_Task description_. Extract the whole listing as it stands. Do not include the pictures.
┌─ Records for this exercise
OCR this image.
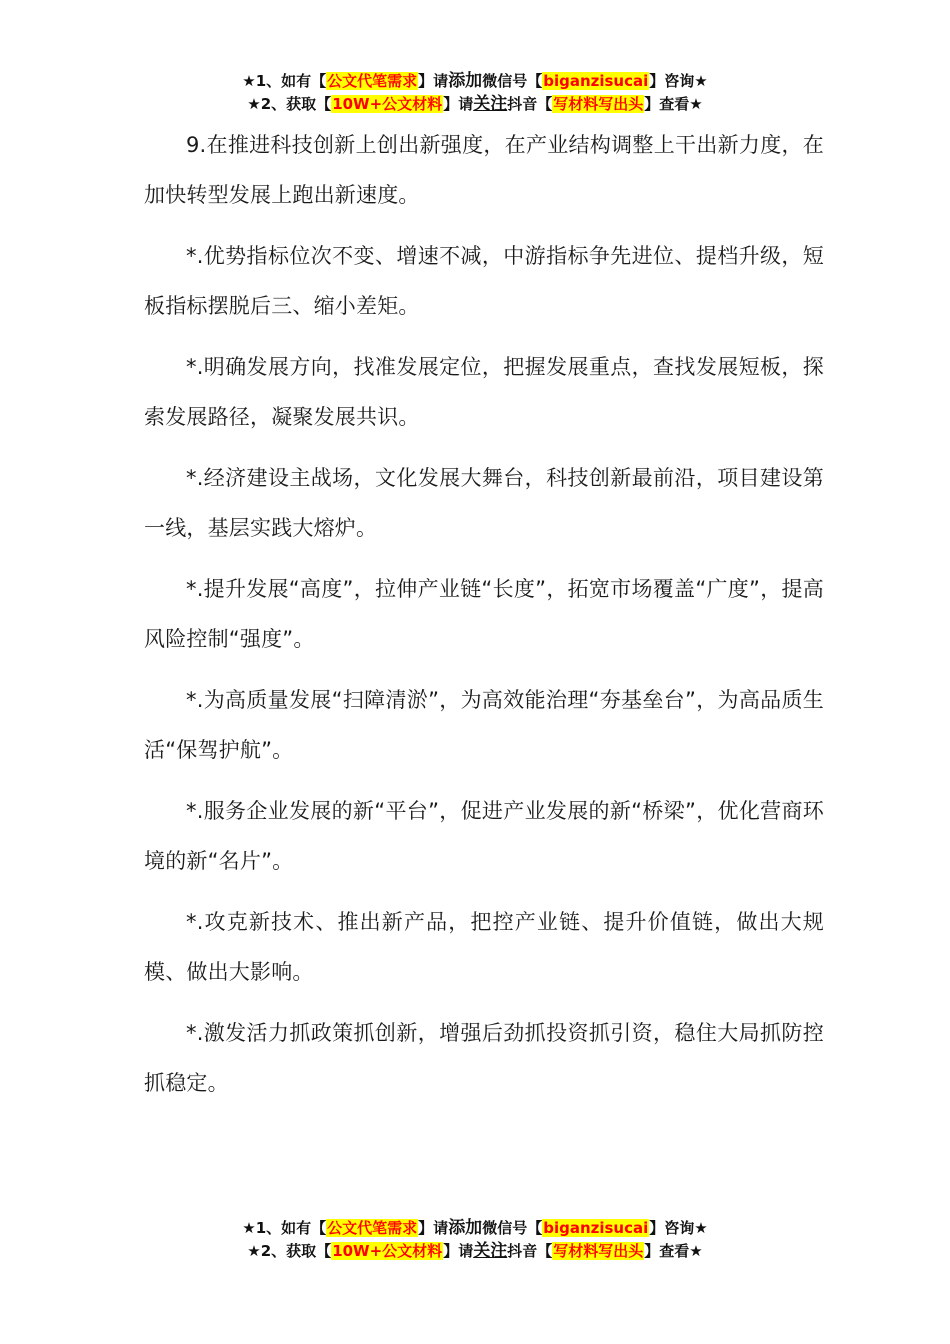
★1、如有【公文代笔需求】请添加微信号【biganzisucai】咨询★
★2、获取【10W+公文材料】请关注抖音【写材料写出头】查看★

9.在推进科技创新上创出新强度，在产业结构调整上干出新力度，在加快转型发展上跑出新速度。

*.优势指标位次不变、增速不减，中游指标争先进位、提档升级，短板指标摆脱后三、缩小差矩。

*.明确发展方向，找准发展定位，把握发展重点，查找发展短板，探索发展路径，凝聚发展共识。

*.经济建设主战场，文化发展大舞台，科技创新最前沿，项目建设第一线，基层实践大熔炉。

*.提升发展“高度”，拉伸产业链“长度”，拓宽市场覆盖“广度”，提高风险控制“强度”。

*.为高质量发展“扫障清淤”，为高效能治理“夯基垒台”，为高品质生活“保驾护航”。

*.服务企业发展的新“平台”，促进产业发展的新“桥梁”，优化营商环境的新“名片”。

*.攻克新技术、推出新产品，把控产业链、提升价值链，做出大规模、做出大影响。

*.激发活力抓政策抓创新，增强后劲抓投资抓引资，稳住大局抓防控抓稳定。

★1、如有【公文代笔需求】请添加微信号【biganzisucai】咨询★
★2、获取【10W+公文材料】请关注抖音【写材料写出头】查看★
└─
_Solution_.
OCR this image.
★1、如有【公文代笔需求】请添加微信号【biganzisucai】咨询★
★2、获取【10W+公文材料】请关注抖音【写材料写出头】查看★

9.在推进科技创新上创出新强度，在产业结构调整上干出新力度，在加快转型发展上跑出新速度。

*.优势指标位次不变、增速不减，中游指标争先进位、提档升级，短板指标摆脱后三、缩小差矩。

*.明确发展方向，找准发展定位，把握发展重点，查找发展短板，探索发展路径，凝聚发展共识。

*.经济建设主战场，文化发展大舞台，科技创新最前沿，项目建设第一线，基层实践大熔炉。

*.提升发展“高度”，拉伸产业链“长度”，拓宽市场覆盖“广度”，提高风险控制“强度”。

*.为高质量发展“扫障清淤”，为高效能治理“夯基垒台”，为高品质生活“保驾护航”。

*.服务企业发展的新“平台”，促进产业发展的新“桥梁”，优化营商环境的新“名片”。

*.攻克新技术、推出新产品，把控产业链、提升价值链，做出大规模、做出大影响。

*.激发活力抓政策抓创新，增强后劲抓投资抓引资，稳住大局抓防控抓稳定。

★1、如有【公文代笔需求】请添加微信号【biganzisucai】咨询★
★2、获取【10W+公文材料】请关注抖音【写材料写出头】查看★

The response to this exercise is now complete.